_Data section:_

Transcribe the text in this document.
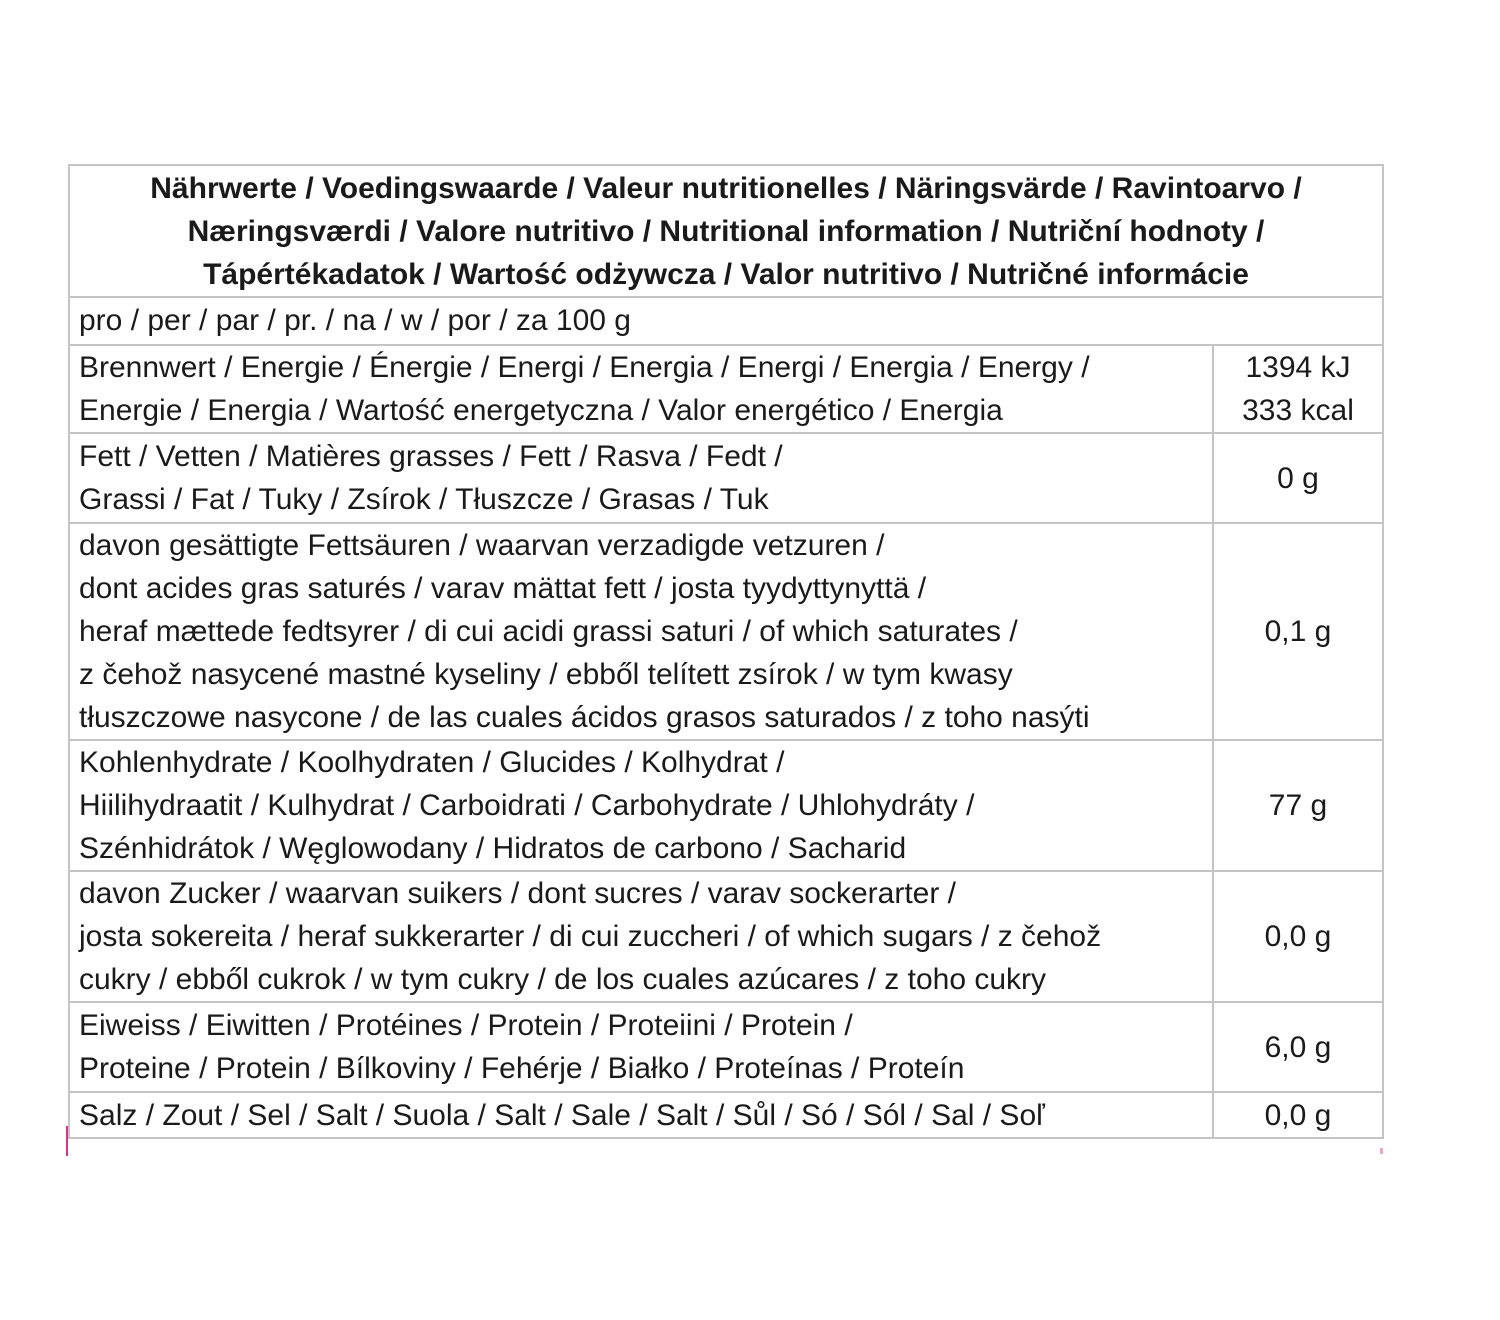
Nährwerte / Voedingswaarde / Valeur nutritionelles / Näringsvärde / Ravintoarvo /
Næringsværdi / Valore nutritivo / Nutritional information / Nutriční hodnoty /
Tápértékadatok / Wartość odżywcza / Valor nutritivo / Nutričné informácie	

pro / per / par / pr. / na / w / por / za 100 g	
Brennwert / Energie / Énergie / Energi / Energia / Energi / Energia / Energy /
Energie / Energia / Wartość energetyczna / Valor energético / Energia	1394 kJ
333 kcal
Fett / Vetten / Matières grasses / Fett / Rasva / Fedt /
Grassi / Fat / Tuky / Zsírok / Tłuszcze / Grasas / Tuk	0 g
davon gesättigte Fettsäuren / waarvan verzadigde vetzuren /
dont acides gras saturés / varav mättat fett / josta tyydyttynyttä /
heraf mættede fedtsyrer / di cui acidi grassi saturi / of which saturates /
z čehož nasycené mastné kyseliny / ebből telített zsírok / w tym kwasy
tłuszczowe nasycone / de las cuales ácidos grasos saturados / z toho nasýti	0,1 g
Kohlenhydrate / Koolhydraten / Glucides / Kolhydrat /
Hiilihydraatit / Kulhydrat / Carboidrati / Carbohydrate / Uhlohydráty /
Szénhidrátok / Węglowodany / Hidratos de carbono / Sacharid	77 g
davon Zucker / waarvan suikers / dont sucres / varav sockerarter /
josta sokereita / heraf sukkerarter / di cui zuccheri / of which sugars / z čehož
cukry / ebből cukrok / w tym cukry / de los cuales azúcares / z toho cukry	0,0 g
Eiweiss / Eiwitten / Protéines / Protein / Proteiini / Protein /
Proteine / Protein / Bílkoviny / Fehérje / Białko / Proteínas / Proteín	6,0 g
Salz / Zout / Sel / Salt / Suola / Salt / Sale / Salt / Sůl / Só / Sól / Sal / Soľ	0,0 g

_Task:_
Every record must be copied exactly, with images dropped from the result.

_Answer to the exercise:_
Transcribe the text in this document.
Nährwerte / Voedingswaarde / Valeur nutritionelles / Näringsvärde / Ravintoarvo /
Næringsværdi / Valore nutritivo / Nutritional information / Nutriční hodnoty /
Tápértékadatok / Wartość odżywcza / Valor nutritivo / Nutričné informácie	

pro / per / par / pr. / na / w / por / za 100 g	
Brennwert / Energie / Énergie / Energi / Energia / Energi / Energia / Energy /
Energie / Energia / Wartość energetyczna / Valor energético / Energia	1394 kJ
333 kcal
Fett / Vetten / Matières grasses / Fett / Rasva / Fedt /
Grassi / Fat / Tuky / Zsírok / Tłuszcze / Grasas / Tuk	0 g
davon gesättigte Fettsäuren / waarvan verzadigde vetzuren /
dont acides gras saturés / varav mättat fett / josta tyydyttynyttä /
heraf mættede fedtsyrer / di cui acidi grassi saturi / of which saturates /
z čehož nasycené mastné kyseliny / ebből telített zsírok / w tym kwasy
tłuszczowe nasycone / de las cuales ácidos grasos saturados / z toho nasýti	0,1 g
Kohlenhydrate / Koolhydraten / Glucides / Kolhydrat /
Hiilihydraatit / Kulhydrat / Carboidrati / Carbohydrate / Uhlohydráty /
Szénhidrátok / Węglowodany / Hidratos de carbono / Sacharid	77 g
davon Zucker / waarvan suikers / dont sucres / varav sockerarter /
josta sokereita / heraf sukkerarter / di cui zuccheri / of which sugars / z čehož
cukry / ebből cukrok / w tym cukry / de los cuales azúcares / z toho cukry	0,0 g
Eiweiss / Eiwitten / Protéines / Protein / Proteiini / Protein /
Proteine / Protein / Bílkoviny / Fehérje / Białko / Proteínas / Proteín	6,0 g
Salz / Zout / Sel / Salt / Suola / Salt / Sale / Salt / Sůl / Só / Sól / Sal / Soľ	0,0 g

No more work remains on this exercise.